• Listed entries:

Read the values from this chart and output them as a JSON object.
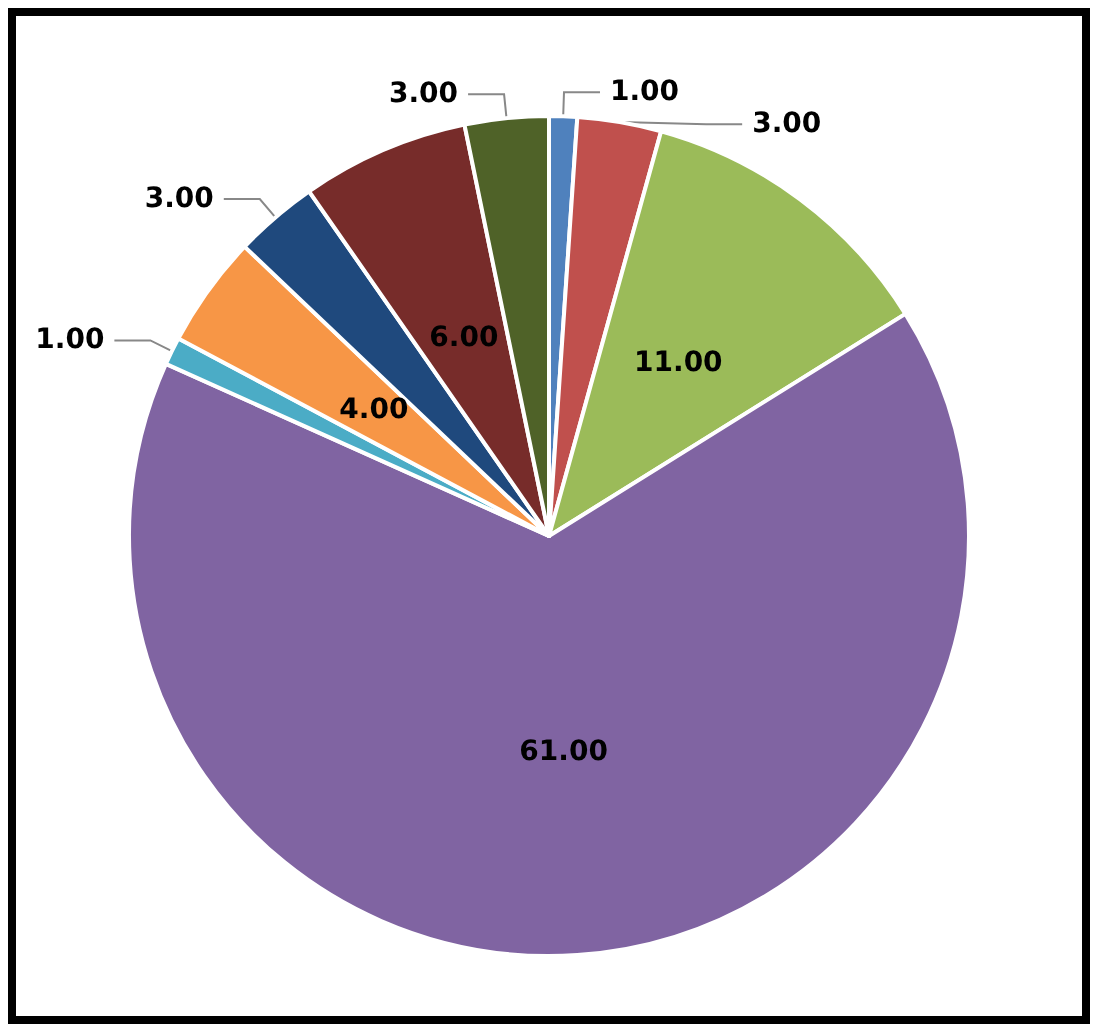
{
  "chart_data": {
    "type": "pie",
    "categories": [
      null,
      null,
      null,
      null,
      null,
      null,
      null,
      null,
      null
    ],
    "values": [
      1,
      3,
      11,
      61,
      1,
      4,
      3,
      6,
      3
    ],
    "colors": [
      "#4f81bd",
      "#c0504d",
      "#9bbb59",
      "#8064a2",
      "#4bacc6",
      "#f79646",
      "#1f497d",
      "#772c2a",
      "#4f6228"
    ],
    "value_labels": [
      "1.00",
      "3.00",
      "11.00",
      "61.00",
      "1.00",
      "4.00",
      "3.00",
      "6.00",
      "3.00"
    ]
  }
}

• What you will do:
Make an exact copy of every entry above, minus the images.

• Written solution:
Read the values from this chart and output them as a JSON object.
{
  "chart_data": {
    "type": "pie",
    "categories": [
      null,
      null,
      null,
      null,
      null,
      null,
      null,
      null,
      null
    ],
    "values": [
      1,
      3,
      11,
      61,
      1,
      4,
      3,
      6,
      3
    ],
    "colors": [
      "#4f81bd",
      "#c0504d",
      "#9bbb59",
      "#8064a2",
      "#4bacc6",
      "#f79646",
      "#1f497d",
      "#772c2a",
      "#4f6228"
    ],
    "value_labels": [
      "1.00",
      "3.00",
      "11.00",
      "61.00",
      "1.00",
      "4.00",
      "3.00",
      "6.00",
      "3.00"
    ]
  }
}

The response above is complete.